__WHAT THE TASK REQUIRES__
Output the material below in full, exactly as it is.

__RECORDS TO PROCESS__
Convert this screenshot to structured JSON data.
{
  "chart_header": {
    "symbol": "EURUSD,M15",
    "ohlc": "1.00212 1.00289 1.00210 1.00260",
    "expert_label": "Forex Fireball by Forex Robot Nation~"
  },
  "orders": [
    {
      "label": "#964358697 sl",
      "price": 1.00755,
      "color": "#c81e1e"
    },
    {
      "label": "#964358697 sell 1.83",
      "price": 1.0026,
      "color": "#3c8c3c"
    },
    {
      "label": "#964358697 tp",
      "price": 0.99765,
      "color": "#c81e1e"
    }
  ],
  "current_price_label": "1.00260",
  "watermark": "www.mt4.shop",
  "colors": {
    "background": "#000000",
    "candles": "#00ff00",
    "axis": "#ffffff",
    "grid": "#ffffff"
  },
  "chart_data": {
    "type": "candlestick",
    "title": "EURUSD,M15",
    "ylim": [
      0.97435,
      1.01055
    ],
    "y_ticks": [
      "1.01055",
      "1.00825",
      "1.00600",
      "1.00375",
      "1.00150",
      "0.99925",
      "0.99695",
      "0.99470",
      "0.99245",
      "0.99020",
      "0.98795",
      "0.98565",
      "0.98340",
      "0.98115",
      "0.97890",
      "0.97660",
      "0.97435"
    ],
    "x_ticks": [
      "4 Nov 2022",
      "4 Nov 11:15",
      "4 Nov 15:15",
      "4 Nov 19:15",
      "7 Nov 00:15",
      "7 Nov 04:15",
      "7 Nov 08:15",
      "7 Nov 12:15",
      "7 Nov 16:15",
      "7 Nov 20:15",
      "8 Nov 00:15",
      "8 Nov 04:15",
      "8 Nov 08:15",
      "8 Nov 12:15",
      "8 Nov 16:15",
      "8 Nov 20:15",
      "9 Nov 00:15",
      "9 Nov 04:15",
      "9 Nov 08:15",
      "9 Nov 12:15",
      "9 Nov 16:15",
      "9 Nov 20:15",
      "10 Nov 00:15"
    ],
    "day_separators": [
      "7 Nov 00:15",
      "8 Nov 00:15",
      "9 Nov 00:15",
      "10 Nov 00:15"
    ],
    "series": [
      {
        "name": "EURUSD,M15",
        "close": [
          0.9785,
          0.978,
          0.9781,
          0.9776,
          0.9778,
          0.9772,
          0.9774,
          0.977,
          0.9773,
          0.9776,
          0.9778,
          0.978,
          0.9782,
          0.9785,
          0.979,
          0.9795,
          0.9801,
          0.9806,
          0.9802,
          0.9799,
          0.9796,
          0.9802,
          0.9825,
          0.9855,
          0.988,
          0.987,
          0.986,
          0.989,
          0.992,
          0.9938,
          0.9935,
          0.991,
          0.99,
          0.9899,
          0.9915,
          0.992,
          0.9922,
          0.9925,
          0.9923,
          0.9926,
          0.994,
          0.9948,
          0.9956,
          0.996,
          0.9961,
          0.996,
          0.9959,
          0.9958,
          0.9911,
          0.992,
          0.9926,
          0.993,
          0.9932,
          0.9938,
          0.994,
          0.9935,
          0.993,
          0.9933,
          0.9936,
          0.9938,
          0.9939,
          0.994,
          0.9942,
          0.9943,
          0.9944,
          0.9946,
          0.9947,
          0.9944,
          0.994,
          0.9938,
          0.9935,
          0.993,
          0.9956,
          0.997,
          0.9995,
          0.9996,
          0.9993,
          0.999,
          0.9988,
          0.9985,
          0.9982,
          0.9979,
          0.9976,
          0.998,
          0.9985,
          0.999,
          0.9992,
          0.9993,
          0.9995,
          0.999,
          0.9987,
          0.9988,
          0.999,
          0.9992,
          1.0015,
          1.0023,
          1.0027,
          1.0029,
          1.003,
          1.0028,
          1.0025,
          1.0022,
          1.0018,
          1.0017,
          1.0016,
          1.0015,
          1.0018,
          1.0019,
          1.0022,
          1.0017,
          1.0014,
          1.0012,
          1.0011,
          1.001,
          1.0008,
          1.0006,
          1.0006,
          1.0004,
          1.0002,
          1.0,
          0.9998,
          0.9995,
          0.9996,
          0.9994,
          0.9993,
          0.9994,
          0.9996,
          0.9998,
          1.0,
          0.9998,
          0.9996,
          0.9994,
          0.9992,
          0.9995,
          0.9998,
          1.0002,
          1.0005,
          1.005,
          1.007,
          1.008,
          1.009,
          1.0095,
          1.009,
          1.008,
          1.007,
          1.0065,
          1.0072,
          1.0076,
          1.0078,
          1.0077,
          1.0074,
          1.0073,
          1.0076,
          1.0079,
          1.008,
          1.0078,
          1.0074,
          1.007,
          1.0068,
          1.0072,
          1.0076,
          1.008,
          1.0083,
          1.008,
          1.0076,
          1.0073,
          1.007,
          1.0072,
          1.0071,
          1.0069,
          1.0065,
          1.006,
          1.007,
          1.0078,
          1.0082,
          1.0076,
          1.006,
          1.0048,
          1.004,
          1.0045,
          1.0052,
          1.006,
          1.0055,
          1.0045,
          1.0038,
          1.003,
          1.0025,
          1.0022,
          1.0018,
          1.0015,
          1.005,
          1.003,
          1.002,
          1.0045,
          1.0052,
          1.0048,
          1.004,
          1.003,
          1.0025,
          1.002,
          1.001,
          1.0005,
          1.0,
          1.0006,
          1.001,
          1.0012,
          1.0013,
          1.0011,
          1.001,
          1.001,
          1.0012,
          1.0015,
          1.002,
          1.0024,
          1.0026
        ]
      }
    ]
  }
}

__EXERCISE SOLUTION__
Convert this screenshot to structured JSON data.
{
  "chart_header": {
    "symbol": "EURUSD,M15",
    "ohlc": "1.00212 1.00289 1.00210 1.00260",
    "expert_label": "Forex Fireball by Forex Robot Nation~"
  },
  "orders": [
    {
      "label": "#964358697 sl",
      "price": 1.00755,
      "color": "#c81e1e"
    },
    {
      "label": "#964358697 sell 1.83",
      "price": 1.0026,
      "color": "#3c8c3c"
    },
    {
      "label": "#964358697 tp",
      "price": 0.99765,
      "color": "#c81e1e"
    }
  ],
  "current_price_label": "1.00260",
  "watermark": "www.mt4.shop",
  "colors": {
    "background": "#000000",
    "candles": "#00ff00",
    "axis": "#ffffff",
    "grid": "#ffffff"
  },
  "chart_data": {
    "type": "candlestick",
    "title": "EURUSD,M15",
    "ylim": [
      0.97435,
      1.01055
    ],
    "y_ticks": [
      "1.01055",
      "1.00825",
      "1.00600",
      "1.00375",
      "1.00150",
      "0.99925",
      "0.99695",
      "0.99470",
      "0.99245",
      "0.99020",
      "0.98795",
      "0.98565",
      "0.98340",
      "0.98115",
      "0.97890",
      "0.97660",
      "0.97435"
    ],
    "x_ticks": [
      "4 Nov 2022",
      "4 Nov 11:15",
      "4 Nov 15:15",
      "4 Nov 19:15",
      "7 Nov 00:15",
      "7 Nov 04:15",
      "7 Nov 08:15",
      "7 Nov 12:15",
      "7 Nov 16:15",
      "7 Nov 20:15",
      "8 Nov 00:15",
      "8 Nov 04:15",
      "8 Nov 08:15",
      "8 Nov 12:15",
      "8 Nov 16:15",
      "8 Nov 20:15",
      "9 Nov 00:15",
      "9 Nov 04:15",
      "9 Nov 08:15",
      "9 Nov 12:15",
      "9 Nov 16:15",
      "9 Nov 20:15",
      "10 Nov 00:15"
    ],
    "day_separators": [
      "7 Nov 00:15",
      "8 Nov 00:15",
      "9 Nov 00:15",
      "10 Nov 00:15"
    ],
    "series": [
      {
        "name": "EURUSD,M15",
        "close": [
          0.9785,
          0.978,
          0.9781,
          0.9776,
          0.9778,
          0.9772,
          0.9774,
          0.977,
          0.9773,
          0.9776,
          0.9778,
          0.978,
          0.9782,
          0.9785,
          0.979,
          0.9795,
          0.9801,
          0.9806,
          0.9802,
          0.9799,
          0.9796,
          0.9802,
          0.9825,
          0.9855,
          0.988,
          0.987,
          0.986,
          0.989,
          0.992,
          0.9938,
          0.9935,
          0.991,
          0.99,
          0.9899,
          0.9915,
          0.992,
          0.9922,
          0.9925,
          0.9923,
          0.9926,
          0.994,
          0.9948,
          0.9956,
          0.996,
          0.9961,
          0.996,
          0.9959,
          0.9958,
          0.9911,
          0.992,
          0.9926,
          0.993,
          0.9932,
          0.9938,
          0.994,
          0.9935,
          0.993,
          0.9933,
          0.9936,
          0.9938,
          0.9939,
          0.994,
          0.9942,
          0.9943,
          0.9944,
          0.9946,
          0.9947,
          0.9944,
          0.994,
          0.9938,
          0.9935,
          0.993,
          0.9956,
          0.997,
          0.9995,
          0.9996,
          0.9993,
          0.999,
          0.9988,
          0.9985,
          0.9982,
          0.9979,
          0.9976,
          0.998,
          0.9985,
          0.999,
          0.9992,
          0.9993,
          0.9995,
          0.999,
          0.9987,
          0.9988,
          0.999,
          0.9992,
          1.0015,
          1.0023,
          1.0027,
          1.0029,
          1.003,
          1.0028,
          1.0025,
          1.0022,
          1.0018,
          1.0017,
          1.0016,
          1.0015,
          1.0018,
          1.0019,
          1.0022,
          1.0017,
          1.0014,
          1.0012,
          1.0011,
          1.001,
          1.0008,
          1.0006,
          1.0006,
          1.0004,
          1.0002,
          1.0,
          0.9998,
          0.9995,
          0.9996,
          0.9994,
          0.9993,
          0.9994,
          0.9996,
          0.9998,
          1.0,
          0.9998,
          0.9996,
          0.9994,
          0.9992,
          0.9995,
          0.9998,
          1.0002,
          1.0005,
          1.005,
          1.007,
          1.008,
          1.009,
          1.0095,
          1.009,
          1.008,
          1.007,
          1.0065,
          1.0072,
          1.0076,
          1.0078,
          1.0077,
          1.0074,
          1.0073,
          1.0076,
          1.0079,
          1.008,
          1.0078,
          1.0074,
          1.007,
          1.0068,
          1.0072,
          1.0076,
          1.008,
          1.0083,
          1.008,
          1.0076,
          1.0073,
          1.007,
          1.0072,
          1.0071,
          1.0069,
          1.0065,
          1.006,
          1.007,
          1.0078,
          1.0082,
          1.0076,
          1.006,
          1.0048,
          1.004,
          1.0045,
          1.0052,
          1.006,
          1.0055,
          1.0045,
          1.0038,
          1.003,
          1.0025,
          1.0022,
          1.0018,
          1.0015,
          1.005,
          1.003,
          1.002,
          1.0045,
          1.0052,
          1.0048,
          1.004,
          1.003,
          1.0025,
          1.002,
          1.001,
          1.0005,
          1.0,
          1.0006,
          1.001,
          1.0012,
          1.0013,
          1.0011,
          1.001,
          1.001,
          1.0012,
          1.0015,
          1.002,
          1.0024,
          1.0026
        ]
      }
    ]
  }
}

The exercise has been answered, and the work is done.